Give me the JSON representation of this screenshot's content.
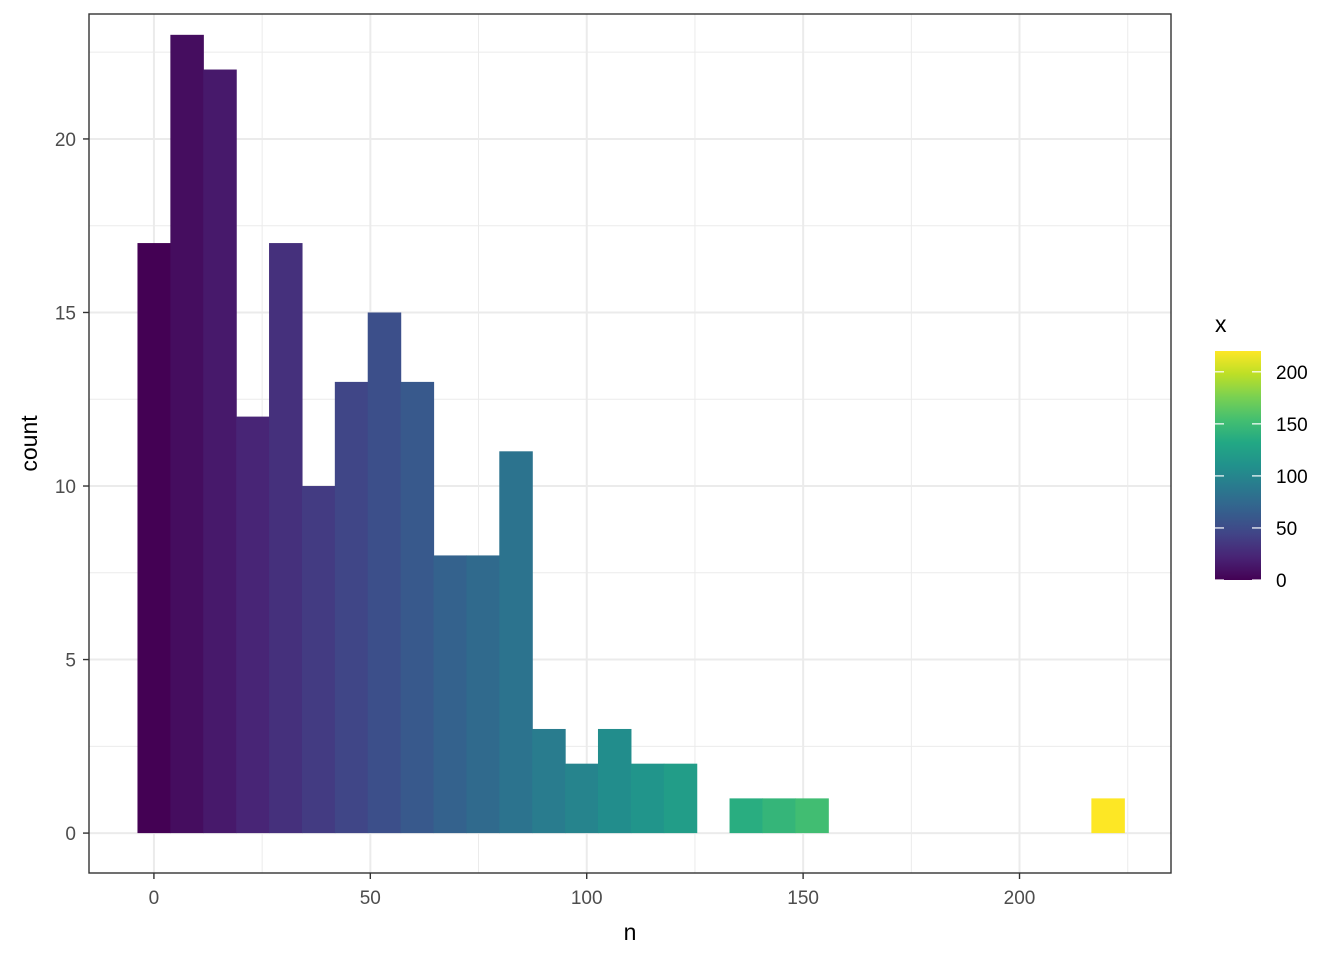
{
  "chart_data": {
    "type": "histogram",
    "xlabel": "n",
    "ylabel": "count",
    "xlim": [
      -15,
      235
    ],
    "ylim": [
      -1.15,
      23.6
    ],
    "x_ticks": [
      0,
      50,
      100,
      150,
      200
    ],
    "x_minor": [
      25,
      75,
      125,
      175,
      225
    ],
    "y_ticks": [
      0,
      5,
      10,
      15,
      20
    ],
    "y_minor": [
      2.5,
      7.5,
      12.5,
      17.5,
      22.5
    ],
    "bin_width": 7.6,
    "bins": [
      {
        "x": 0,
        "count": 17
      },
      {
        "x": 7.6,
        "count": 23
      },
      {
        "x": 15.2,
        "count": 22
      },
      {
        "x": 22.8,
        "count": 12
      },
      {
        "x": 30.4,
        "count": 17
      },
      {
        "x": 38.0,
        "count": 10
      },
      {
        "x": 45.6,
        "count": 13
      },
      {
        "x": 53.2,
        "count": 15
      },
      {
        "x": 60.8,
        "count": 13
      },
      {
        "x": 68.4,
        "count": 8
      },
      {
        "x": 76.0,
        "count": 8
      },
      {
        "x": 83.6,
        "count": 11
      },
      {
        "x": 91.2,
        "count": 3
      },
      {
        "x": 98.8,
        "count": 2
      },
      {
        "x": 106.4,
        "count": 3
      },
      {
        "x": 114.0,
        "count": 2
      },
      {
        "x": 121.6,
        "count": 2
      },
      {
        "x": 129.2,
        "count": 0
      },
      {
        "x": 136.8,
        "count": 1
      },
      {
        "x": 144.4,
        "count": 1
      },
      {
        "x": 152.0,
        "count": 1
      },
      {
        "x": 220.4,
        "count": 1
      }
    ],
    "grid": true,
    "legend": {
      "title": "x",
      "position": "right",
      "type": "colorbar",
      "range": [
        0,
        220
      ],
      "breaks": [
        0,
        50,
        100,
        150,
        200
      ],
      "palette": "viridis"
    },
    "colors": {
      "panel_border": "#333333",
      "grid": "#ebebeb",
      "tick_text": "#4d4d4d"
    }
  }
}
____
__WORK TO BE COMPLETED__: Reproduce all entries without any change, and omit the pictures.

__SOLUTION FOR THIS PROBLEM__:
Give me the JSON representation of this screenshot's content.
{
  "chart_data": {
    "type": "histogram",
    "xlabel": "n",
    "ylabel": "count",
    "xlim": [
      -15,
      235
    ],
    "ylim": [
      -1.15,
      23.6
    ],
    "x_ticks": [
      0,
      50,
      100,
      150,
      200
    ],
    "x_minor": [
      25,
      75,
      125,
      175,
      225
    ],
    "y_ticks": [
      0,
      5,
      10,
      15,
      20
    ],
    "y_minor": [
      2.5,
      7.5,
      12.5,
      17.5,
      22.5
    ],
    "bin_width": 7.6,
    "bins": [
      {
        "x": 0,
        "count": 17
      },
      {
        "x": 7.6,
        "count": 23
      },
      {
        "x": 15.2,
        "count": 22
      },
      {
        "x": 22.8,
        "count": 12
      },
      {
        "x": 30.4,
        "count": 17
      },
      {
        "x": 38.0,
        "count": 10
      },
      {
        "x": 45.6,
        "count": 13
      },
      {
        "x": 53.2,
        "count": 15
      },
      {
        "x": 60.8,
        "count": 13
      },
      {
        "x": 68.4,
        "count": 8
      },
      {
        "x": 76.0,
        "count": 8
      },
      {
        "x": 83.6,
        "count": 11
      },
      {
        "x": 91.2,
        "count": 3
      },
      {
        "x": 98.8,
        "count": 2
      },
      {
        "x": 106.4,
        "count": 3
      },
      {
        "x": 114.0,
        "count": 2
      },
      {
        "x": 121.6,
        "count": 2
      },
      {
        "x": 129.2,
        "count": 0
      },
      {
        "x": 136.8,
        "count": 1
      },
      {
        "x": 144.4,
        "count": 1
      },
      {
        "x": 152.0,
        "count": 1
      },
      {
        "x": 220.4,
        "count": 1
      }
    ],
    "grid": true,
    "legend": {
      "title": "x",
      "position": "right",
      "type": "colorbar",
      "range": [
        0,
        220
      ],
      "breaks": [
        0,
        50,
        100,
        150,
        200
      ],
      "palette": "viridis"
    },
    "colors": {
      "panel_border": "#333333",
      "grid": "#ebebeb",
      "tick_text": "#4d4d4d"
    }
  }
}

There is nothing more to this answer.